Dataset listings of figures
▼
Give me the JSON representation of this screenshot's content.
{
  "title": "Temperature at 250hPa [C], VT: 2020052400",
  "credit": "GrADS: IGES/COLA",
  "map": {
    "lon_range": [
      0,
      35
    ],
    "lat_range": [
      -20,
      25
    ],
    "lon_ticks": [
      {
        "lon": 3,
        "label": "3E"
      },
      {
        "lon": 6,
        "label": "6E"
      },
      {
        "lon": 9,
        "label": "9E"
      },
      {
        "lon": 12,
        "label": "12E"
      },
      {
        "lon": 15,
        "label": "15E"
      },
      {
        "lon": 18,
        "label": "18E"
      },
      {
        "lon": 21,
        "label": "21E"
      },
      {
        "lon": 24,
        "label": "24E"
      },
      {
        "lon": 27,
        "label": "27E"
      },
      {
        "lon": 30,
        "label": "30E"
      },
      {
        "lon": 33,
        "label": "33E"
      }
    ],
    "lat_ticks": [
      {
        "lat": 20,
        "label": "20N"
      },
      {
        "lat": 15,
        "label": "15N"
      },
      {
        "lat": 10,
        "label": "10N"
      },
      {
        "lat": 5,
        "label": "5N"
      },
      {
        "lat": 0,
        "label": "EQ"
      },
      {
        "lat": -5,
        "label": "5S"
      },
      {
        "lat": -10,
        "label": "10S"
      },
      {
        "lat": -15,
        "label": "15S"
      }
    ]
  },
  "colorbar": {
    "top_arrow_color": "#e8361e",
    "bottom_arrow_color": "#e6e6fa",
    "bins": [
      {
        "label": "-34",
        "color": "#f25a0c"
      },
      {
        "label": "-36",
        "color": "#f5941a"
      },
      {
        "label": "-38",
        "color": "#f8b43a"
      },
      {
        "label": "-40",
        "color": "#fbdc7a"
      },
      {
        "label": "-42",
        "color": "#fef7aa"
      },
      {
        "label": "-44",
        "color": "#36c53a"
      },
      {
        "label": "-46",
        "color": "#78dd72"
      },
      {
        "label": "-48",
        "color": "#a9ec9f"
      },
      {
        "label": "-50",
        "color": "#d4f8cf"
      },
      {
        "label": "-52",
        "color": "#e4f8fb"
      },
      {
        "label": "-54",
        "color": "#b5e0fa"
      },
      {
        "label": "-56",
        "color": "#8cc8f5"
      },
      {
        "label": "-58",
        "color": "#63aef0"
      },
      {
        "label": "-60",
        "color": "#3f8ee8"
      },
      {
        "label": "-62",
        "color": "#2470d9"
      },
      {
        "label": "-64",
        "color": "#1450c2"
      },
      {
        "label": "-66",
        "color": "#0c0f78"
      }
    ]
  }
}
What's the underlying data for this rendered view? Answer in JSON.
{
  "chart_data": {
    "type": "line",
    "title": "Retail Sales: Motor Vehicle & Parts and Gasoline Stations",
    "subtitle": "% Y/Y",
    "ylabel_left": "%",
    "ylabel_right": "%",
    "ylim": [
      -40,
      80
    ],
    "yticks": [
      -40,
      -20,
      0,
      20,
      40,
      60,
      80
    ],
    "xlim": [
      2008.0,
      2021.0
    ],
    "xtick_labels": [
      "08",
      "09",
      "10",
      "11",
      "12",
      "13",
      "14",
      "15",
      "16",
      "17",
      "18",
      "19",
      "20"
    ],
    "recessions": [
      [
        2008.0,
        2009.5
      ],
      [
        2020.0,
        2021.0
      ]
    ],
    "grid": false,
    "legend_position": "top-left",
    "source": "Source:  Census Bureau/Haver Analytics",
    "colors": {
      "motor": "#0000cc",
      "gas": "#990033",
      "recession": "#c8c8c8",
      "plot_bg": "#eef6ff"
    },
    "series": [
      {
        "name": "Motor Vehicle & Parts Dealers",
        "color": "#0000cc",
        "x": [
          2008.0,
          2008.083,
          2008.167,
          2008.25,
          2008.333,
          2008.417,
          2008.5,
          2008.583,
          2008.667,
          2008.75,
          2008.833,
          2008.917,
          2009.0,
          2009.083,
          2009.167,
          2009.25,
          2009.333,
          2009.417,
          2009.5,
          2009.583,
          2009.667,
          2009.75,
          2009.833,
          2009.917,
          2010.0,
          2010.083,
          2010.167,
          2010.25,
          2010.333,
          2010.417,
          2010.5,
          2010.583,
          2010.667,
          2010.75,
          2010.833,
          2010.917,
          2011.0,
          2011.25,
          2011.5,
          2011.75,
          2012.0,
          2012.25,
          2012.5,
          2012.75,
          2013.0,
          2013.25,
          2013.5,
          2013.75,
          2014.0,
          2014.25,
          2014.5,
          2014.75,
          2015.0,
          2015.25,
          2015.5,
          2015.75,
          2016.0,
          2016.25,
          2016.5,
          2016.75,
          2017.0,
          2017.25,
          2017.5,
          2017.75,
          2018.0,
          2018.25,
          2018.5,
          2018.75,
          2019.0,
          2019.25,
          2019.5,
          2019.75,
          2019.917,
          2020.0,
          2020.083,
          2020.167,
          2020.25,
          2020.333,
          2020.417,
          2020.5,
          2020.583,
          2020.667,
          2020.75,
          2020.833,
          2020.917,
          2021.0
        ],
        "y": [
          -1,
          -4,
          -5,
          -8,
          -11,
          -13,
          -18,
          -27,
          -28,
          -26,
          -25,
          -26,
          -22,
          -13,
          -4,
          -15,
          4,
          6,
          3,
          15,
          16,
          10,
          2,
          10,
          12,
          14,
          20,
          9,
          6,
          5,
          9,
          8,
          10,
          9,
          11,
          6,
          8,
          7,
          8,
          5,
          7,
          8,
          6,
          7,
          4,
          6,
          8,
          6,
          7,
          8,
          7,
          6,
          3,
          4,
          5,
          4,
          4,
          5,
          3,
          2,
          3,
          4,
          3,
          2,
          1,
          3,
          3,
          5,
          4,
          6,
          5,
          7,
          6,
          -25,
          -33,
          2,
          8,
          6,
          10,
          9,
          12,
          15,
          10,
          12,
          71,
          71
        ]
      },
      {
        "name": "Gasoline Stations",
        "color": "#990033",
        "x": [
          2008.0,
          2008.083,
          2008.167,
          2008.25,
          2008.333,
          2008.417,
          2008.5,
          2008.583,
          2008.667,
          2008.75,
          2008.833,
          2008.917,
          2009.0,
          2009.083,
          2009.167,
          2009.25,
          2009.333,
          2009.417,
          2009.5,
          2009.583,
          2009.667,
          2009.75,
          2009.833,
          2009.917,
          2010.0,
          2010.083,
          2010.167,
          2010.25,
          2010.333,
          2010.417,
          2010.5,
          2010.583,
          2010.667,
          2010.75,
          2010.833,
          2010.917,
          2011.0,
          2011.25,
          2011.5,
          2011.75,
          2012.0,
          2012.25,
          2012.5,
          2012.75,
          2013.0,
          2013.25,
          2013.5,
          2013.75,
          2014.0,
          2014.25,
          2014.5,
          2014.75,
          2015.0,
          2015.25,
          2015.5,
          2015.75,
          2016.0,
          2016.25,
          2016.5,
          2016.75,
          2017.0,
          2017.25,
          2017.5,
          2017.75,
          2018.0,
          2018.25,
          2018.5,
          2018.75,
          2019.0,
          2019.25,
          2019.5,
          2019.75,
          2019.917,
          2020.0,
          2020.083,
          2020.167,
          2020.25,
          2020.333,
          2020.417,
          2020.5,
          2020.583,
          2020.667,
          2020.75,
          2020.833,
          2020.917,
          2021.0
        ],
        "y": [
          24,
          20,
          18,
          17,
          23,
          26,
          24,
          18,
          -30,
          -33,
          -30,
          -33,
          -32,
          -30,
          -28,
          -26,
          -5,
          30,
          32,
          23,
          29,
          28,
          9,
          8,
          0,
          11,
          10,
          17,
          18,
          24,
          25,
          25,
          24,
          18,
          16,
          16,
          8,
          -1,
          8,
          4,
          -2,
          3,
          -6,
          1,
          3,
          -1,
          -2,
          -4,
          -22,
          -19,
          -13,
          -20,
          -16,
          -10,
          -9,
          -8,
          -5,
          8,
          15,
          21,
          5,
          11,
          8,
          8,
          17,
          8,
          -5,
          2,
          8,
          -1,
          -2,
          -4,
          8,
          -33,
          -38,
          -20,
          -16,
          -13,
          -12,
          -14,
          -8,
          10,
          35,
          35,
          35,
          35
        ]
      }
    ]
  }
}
▲
_Work instructions_: List every line above containing the word "Stations".

_Correct response_:
    "title": "Retail Sales: Motor Vehicle & Parts and Gasoline Stations",
        "name": "Gasoline Stations",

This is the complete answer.